- 本文

-------

電脳くおりあ

Anyone can say anything about anything...by Tim Berners-Lee

日本でいちばん有名な校長先生

2004-09-16 08:58:31 | 子ども・教育
 放浪の女流作家・林芙美子が通っていたという広島県尾道市立土堂小学校。そこの校長に昨年の4月になった、蔭山英男先生だ。蔭山校長は、前任の兵庫県朝来町立山口小学校での教育実践をまとめた『本当の学力をつける本』(文藝春秋刊)がベストセラーになり、家庭の主婦からも俄然注目されるようになった。我が家も例外ではない。蔭山校長の本は、大体買って読んでいる。

 そんな蔭山校長について、最近二つの記事を目にした。一つは、「朝日わくわくネット」のコラム「児童らの集中力にびっくり」という記事であり、校長になってから2年目の2学期の始業式の様子を見学した未来読者開発ディレクター・上島誠司さんのレポートになっている。もう一つは、月刊現代10月号に掲載された「百ます計算とサッカーの共通点」という横浜F・マリノス監督の岡田武史監督との対談である。

 どちらにも共通しているのは、「児童の集中力」は大人が少しちゃんと指導すればすぐたかまるとといい、そのために蔭山校長が力を入れているのは、「百ます計算」や「漢字前倒し指導」、「古典の音読」などのいわゆる「蔭山メソッド」といわれているものよりも、まず「体力・気力」を充実させることだという主張だ。ある意味では、「体力・気力」が充実してくると、いわゆる蔭山メソッドによる学力が確実に身につくのだという。

……「よく寝て、よく食べる」。本当に基本的なことなんですよ。でも現代はこの基本ができていないから、ここを直すだけで子供たちは見違えるように元気になる。体力がつくんです。ただ、その時点では、脳そのものは目覚めていません。ですから、生活面を整えて体力がついたところで、「百ます計算」や「音読」をやらせて脳をトレーニングしていく。そうすると子供たちの学力は一気に伸びるんです。土堂小学校の子供の知能指数は、たった1年で110近くまで上がっています。(「月刊現代10月号」P124・蔭山発言)


 それにしても、蔭山校長の実践を見ていると、国が教育改革と言っていることがすべて空々しく見えてくるのは、私だけだろうか。指導要領の内容を見直したり、教育制度を見直したり、はたまた教員養成の仕方を見直したりということは、確かに重要なことには違いない。そういうものは、時が経てばやがてボロが出てくるものだからだ。しかし、今本当に教育に必要なものは、「確かな学力」というより「確かな指導」だと思う。家庭も学校も国も、それぞれの立場で子どもに対する「確かな指導」が必要なのだ。

-------

- 課題の詳細
上の本文に名前が出てくる人物を、出てくる順にすべて書き出してください。 この記録は、本文とは別のところから取ったものです。

-------

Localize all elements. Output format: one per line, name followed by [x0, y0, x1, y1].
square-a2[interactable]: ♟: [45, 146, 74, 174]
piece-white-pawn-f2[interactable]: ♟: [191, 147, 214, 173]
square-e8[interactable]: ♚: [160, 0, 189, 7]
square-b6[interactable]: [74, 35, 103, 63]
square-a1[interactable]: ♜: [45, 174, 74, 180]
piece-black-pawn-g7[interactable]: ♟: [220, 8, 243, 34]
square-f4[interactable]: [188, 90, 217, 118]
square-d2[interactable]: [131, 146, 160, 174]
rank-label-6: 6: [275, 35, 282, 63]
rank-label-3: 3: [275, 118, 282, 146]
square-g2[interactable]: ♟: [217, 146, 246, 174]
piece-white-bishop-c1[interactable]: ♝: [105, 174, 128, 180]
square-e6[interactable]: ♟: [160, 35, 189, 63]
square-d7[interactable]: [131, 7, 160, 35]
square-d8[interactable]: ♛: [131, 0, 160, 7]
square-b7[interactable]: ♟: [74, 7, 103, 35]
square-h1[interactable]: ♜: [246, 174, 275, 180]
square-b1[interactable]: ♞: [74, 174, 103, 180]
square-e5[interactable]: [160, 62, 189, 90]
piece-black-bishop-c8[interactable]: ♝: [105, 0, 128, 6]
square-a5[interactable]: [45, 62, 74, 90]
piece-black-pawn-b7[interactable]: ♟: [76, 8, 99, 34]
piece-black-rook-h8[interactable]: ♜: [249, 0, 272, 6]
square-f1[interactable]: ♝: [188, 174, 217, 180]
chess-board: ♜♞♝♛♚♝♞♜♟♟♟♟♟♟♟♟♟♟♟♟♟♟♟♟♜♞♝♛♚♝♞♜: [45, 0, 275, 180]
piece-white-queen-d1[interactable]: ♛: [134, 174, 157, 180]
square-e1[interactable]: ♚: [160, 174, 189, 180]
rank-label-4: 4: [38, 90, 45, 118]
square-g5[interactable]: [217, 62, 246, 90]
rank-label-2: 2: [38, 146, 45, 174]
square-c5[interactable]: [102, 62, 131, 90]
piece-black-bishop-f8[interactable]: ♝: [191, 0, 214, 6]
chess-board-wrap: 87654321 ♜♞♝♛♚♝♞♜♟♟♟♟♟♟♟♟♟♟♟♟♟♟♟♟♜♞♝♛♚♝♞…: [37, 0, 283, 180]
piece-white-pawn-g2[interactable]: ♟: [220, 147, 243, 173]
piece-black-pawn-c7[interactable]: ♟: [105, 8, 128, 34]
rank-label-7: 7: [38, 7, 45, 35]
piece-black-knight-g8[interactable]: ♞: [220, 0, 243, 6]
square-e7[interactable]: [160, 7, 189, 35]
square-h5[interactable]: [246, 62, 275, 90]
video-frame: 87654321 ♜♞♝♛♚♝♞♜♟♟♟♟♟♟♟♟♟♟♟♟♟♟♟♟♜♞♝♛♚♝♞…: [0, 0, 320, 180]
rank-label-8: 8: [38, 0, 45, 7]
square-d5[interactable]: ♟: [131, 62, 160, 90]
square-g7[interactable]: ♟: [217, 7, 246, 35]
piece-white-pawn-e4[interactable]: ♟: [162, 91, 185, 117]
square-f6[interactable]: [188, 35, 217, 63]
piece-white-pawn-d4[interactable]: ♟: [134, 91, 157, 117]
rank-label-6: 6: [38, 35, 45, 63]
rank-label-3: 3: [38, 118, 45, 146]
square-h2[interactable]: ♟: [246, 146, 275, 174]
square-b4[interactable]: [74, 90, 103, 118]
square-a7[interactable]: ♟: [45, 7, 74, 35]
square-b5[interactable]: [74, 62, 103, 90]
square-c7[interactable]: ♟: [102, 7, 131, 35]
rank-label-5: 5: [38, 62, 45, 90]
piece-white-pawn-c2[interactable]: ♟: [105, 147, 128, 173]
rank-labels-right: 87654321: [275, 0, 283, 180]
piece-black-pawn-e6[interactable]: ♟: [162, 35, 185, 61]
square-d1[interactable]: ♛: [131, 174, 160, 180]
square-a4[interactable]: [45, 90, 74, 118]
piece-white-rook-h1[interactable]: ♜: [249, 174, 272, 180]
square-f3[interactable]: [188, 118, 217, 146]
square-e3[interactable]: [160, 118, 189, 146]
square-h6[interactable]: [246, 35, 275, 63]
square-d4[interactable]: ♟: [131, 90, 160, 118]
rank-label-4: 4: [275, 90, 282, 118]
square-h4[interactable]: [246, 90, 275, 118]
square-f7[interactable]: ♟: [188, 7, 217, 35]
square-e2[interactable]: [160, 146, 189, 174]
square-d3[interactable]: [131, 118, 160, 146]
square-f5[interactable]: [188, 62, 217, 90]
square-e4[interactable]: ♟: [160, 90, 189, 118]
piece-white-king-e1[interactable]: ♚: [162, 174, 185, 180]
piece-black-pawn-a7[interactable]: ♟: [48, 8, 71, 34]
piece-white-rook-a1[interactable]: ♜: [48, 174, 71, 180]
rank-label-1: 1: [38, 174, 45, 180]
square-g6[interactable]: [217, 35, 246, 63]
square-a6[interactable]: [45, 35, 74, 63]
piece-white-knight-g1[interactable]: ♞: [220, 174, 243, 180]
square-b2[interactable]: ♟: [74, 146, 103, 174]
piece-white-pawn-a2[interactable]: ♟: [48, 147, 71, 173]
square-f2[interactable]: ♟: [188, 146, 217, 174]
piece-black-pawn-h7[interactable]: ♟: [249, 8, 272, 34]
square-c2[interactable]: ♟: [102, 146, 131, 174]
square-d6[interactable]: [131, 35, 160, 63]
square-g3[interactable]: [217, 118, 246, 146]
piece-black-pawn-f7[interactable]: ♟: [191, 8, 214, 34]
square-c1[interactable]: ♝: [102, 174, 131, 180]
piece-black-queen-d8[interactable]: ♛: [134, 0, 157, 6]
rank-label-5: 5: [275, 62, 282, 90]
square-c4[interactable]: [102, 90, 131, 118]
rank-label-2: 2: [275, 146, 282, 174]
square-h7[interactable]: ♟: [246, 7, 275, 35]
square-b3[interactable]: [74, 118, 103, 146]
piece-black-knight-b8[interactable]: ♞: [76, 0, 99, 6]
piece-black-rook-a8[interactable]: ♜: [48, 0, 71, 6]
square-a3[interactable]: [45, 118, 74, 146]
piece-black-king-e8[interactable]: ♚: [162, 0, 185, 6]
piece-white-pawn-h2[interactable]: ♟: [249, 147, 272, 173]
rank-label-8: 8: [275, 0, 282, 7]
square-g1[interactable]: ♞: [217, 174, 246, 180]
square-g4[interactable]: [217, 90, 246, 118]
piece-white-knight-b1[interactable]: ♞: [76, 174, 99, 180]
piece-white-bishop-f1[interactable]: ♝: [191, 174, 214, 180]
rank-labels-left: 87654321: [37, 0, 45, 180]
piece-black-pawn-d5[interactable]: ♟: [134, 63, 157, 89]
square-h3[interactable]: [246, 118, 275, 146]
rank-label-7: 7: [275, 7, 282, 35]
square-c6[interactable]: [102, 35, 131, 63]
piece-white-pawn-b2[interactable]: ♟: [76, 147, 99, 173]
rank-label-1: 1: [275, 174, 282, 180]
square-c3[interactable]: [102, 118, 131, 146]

-------

- 解答
Tim Berners-Lee、林芙美子、蔭山英男、上島誠司、岡田武史